Your task is to copy every line of the records below that contains "this".

[Dataset rows]
----------------
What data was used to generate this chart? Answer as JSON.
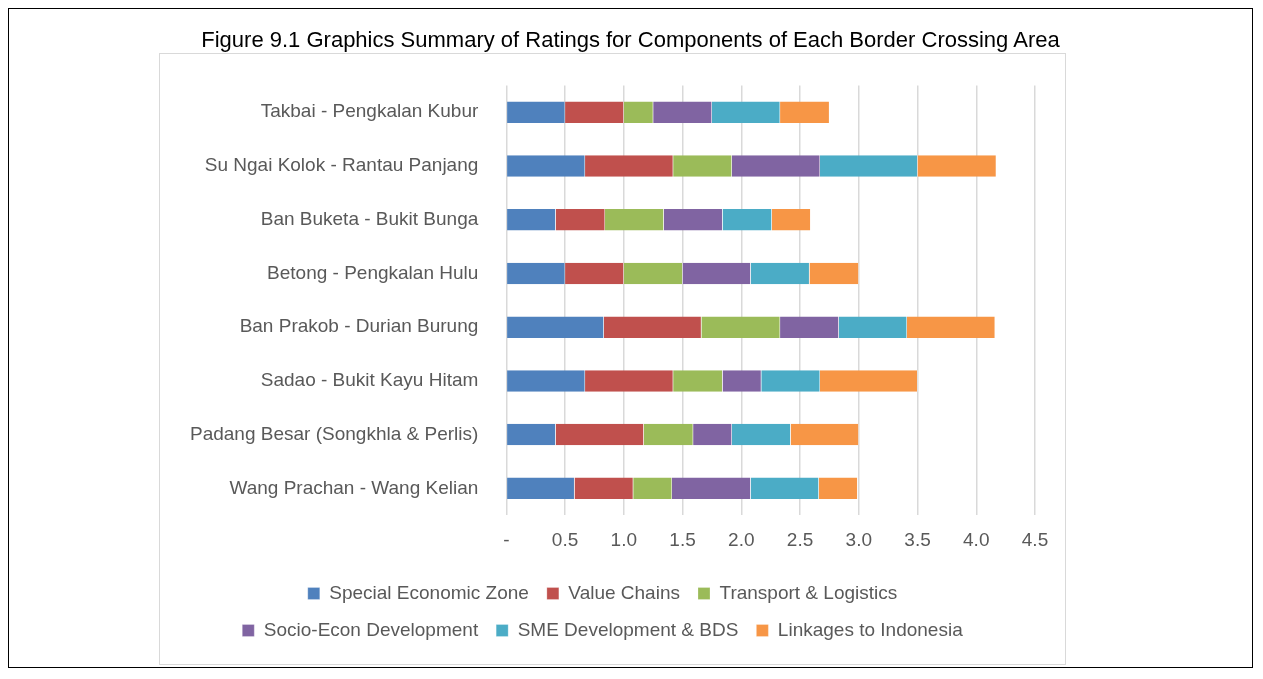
{
  "chart_data": {
    "type": "bar",
    "orientation": "horizontal",
    "stacked": true,
    "title": "Figure 9.1 Graphics Summary of Ratings for Components of Each Border Crossing Area",
    "categories": [
      "Takbai - Pengkalan Kubur",
      "Su Ngai Kolok - Rantau Panjang",
      "Ban Buketa - Bukit Bunga",
      "Betong - Pengkalan Hulu",
      "Ban Prakob - Durian Burung",
      "Sadao - Bukit Kayu Hitam",
      "Padang Besar (Songkhla & Perlis)",
      "Wang Prachan - Wang Kelian"
    ],
    "series": [
      {
        "name": "Special Economic Zone",
        "color": "#4f81bd",
        "values": [
          0.5,
          0.67,
          0.42,
          0.5,
          0.83,
          0.67,
          0.42,
          0.58
        ]
      },
      {
        "name": "Value Chains",
        "color": "#c0504d",
        "values": [
          0.5,
          0.75,
          0.42,
          0.5,
          0.83,
          0.75,
          0.75,
          0.5
        ]
      },
      {
        "name": "Transport & Logistics",
        "color": "#9bbb59",
        "values": [
          0.25,
          0.5,
          0.5,
          0.5,
          0.67,
          0.42,
          0.42,
          0.33
        ]
      },
      {
        "name": "Socio-Econ Development",
        "color": "#8064a2",
        "values": [
          0.5,
          0.75,
          0.5,
          0.58,
          0.5,
          0.33,
          0.33,
          0.67
        ]
      },
      {
        "name": "SME Development & BDS",
        "color": "#4bacc6",
        "values": [
          0.58,
          0.83,
          0.42,
          0.5,
          0.58,
          0.5,
          0.5,
          0.58
        ]
      },
      {
        "name": "Linkages to Indonesia",
        "color": "#f79646",
        "values": [
          0.42,
          0.67,
          0.33,
          0.42,
          0.75,
          0.83,
          0.58,
          0.33
        ]
      }
    ],
    "xlim": [
      0,
      4.5
    ],
    "xticks": [
      {
        "value": 0,
        "label": "-"
      },
      0.5,
      {
        "value": 1,
        "label": "1.0"
      },
      1.5,
      {
        "value": 2,
        "label": "2.0"
      },
      2.5,
      {
        "value": 3,
        "label": "3.0"
      },
      3.5,
      {
        "value": 4,
        "label": "4.0"
      },
      4.5
    ],
    "grid": "x",
    "legend": "bottom"
  }
}
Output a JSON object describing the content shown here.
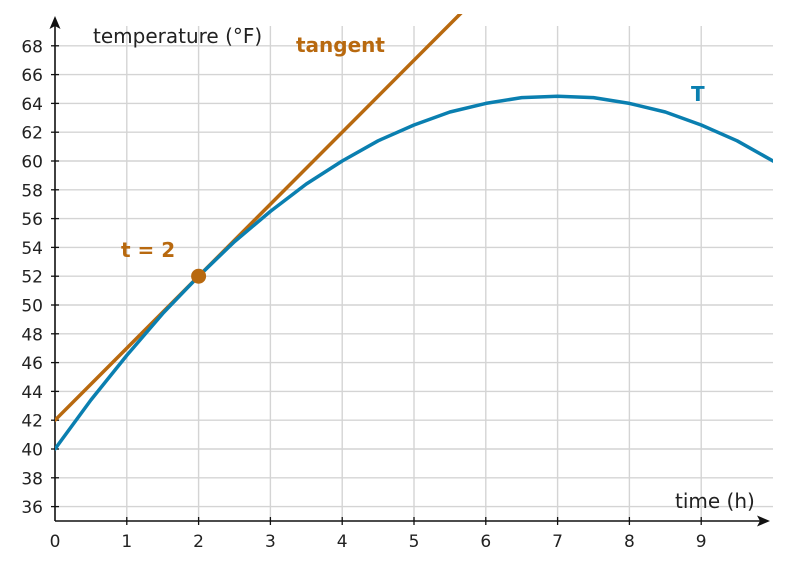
{
  "chart_data": {
    "type": "line",
    "xlabel": "time (h)",
    "ylabel": "temperature (°F)",
    "xlim": [
      0,
      10
    ],
    "ylim": [
      35,
      70
    ],
    "x_ticks": [
      0,
      1,
      2,
      3,
      4,
      5,
      6,
      7,
      8,
      9
    ],
    "y_ticks": [
      36,
      38,
      40,
      42,
      44,
      46,
      48,
      50,
      52,
      54,
      56,
      58,
      60,
      62,
      64,
      66,
      68
    ],
    "grid": true,
    "series": [
      {
        "name": "T",
        "color": "#0a7fb0",
        "x": [
          0,
          0.5,
          1,
          1.5,
          2,
          2.5,
          3,
          3.5,
          4,
          4.5,
          5,
          5.5,
          6,
          6.5,
          7,
          7.5,
          8,
          8.5,
          9,
          9.5,
          10
        ],
        "y": [
          40.0,
          43.4,
          46.5,
          49.4,
          52.0,
          54.4,
          56.5,
          58.4,
          60.0,
          61.4,
          62.5,
          63.4,
          64.0,
          64.4,
          64.5,
          64.4,
          64.0,
          63.4,
          62.5,
          61.4,
          60.0
        ]
      },
      {
        "name": "tangent",
        "color": "#b8690f",
        "x": [
          0,
          5.7
        ],
        "y": [
          42.0,
          70.5
        ]
      }
    ],
    "point": {
      "label": "t = 2",
      "x": 2,
      "y": 52,
      "color": "#b8690f"
    }
  }
}
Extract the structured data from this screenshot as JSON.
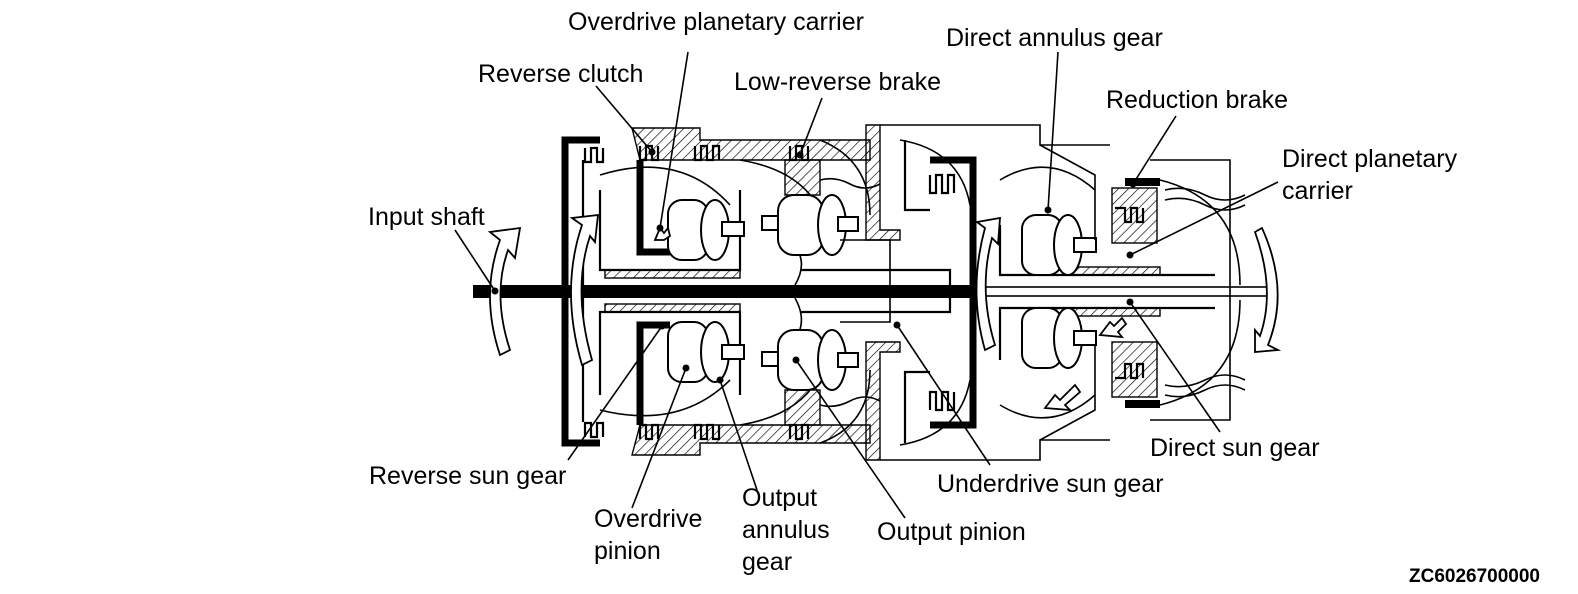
{
  "labels": {
    "overdrive_planetary_carrier": "Overdrive planetary carrier",
    "reverse_clutch": "Reverse clutch",
    "low_reverse_brake": "Low-reverse brake",
    "direct_annulus_gear": "Direct annulus gear",
    "reduction_brake": "Reduction brake",
    "direct_planetary_carrier_1": "Direct planetary",
    "direct_planetary_carrier_2": "carrier",
    "input_shaft": "Input shaft",
    "reverse_sun_gear": "Reverse sun gear",
    "overdrive_pinion_1": "Overdrive",
    "overdrive_pinion_2": "pinion",
    "output_annulus_gear_1": "Output",
    "output_annulus_gear_2": "annulus",
    "output_annulus_gear_3": "gear",
    "output_pinion": "Output pinion",
    "underdrive_sun_gear": "Underdrive sun gear",
    "direct_sun_gear": "Direct sun gear"
  },
  "figure_code": "ZC6026700000"
}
----------------
- _Answer to the problem_:
What data was used to generate this chart? Answer as JSON.
Extract the structured data from this screenshot as JSON.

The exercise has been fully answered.